▶ _What you need to do_
Which lines in the records below contain the word "icon"? Copy each one out.

▶ _Dataset_
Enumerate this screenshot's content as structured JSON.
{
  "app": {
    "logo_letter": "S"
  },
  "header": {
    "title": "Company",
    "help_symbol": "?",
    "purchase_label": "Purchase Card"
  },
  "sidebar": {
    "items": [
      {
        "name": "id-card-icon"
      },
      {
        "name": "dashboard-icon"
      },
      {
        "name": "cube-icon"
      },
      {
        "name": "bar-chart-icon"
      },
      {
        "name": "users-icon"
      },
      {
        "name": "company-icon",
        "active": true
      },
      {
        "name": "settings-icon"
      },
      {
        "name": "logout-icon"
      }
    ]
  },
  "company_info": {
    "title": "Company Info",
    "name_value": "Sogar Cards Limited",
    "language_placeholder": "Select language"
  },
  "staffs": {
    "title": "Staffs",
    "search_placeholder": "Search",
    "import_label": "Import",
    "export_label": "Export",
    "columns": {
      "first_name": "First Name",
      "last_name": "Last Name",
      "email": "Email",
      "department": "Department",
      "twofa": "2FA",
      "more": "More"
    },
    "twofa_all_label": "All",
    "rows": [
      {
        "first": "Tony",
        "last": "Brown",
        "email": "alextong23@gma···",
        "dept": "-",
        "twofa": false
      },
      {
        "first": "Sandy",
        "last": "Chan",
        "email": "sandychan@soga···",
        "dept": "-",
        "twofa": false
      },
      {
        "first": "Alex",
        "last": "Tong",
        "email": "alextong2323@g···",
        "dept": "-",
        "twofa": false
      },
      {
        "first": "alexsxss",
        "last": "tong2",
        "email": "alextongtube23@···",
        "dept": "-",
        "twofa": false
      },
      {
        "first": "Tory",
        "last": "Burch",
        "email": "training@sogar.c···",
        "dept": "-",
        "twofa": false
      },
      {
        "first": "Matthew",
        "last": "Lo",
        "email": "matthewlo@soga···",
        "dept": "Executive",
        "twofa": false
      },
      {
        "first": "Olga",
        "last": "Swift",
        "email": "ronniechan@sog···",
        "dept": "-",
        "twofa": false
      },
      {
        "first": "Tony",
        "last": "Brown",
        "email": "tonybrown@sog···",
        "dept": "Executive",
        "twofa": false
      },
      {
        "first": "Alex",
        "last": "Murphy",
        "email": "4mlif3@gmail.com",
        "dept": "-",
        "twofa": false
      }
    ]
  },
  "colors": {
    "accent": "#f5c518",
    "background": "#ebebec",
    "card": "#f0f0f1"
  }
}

▶ _Exercise answer_
        "name": "id-card-icon"
        "name": "dashboard-icon"
        "name": "cube-icon"
        "name": "bar-chart-icon"
        "name": "users-icon"
        "name": "company-icon",
        "name": "settings-icon"
        "name": "logout-icon"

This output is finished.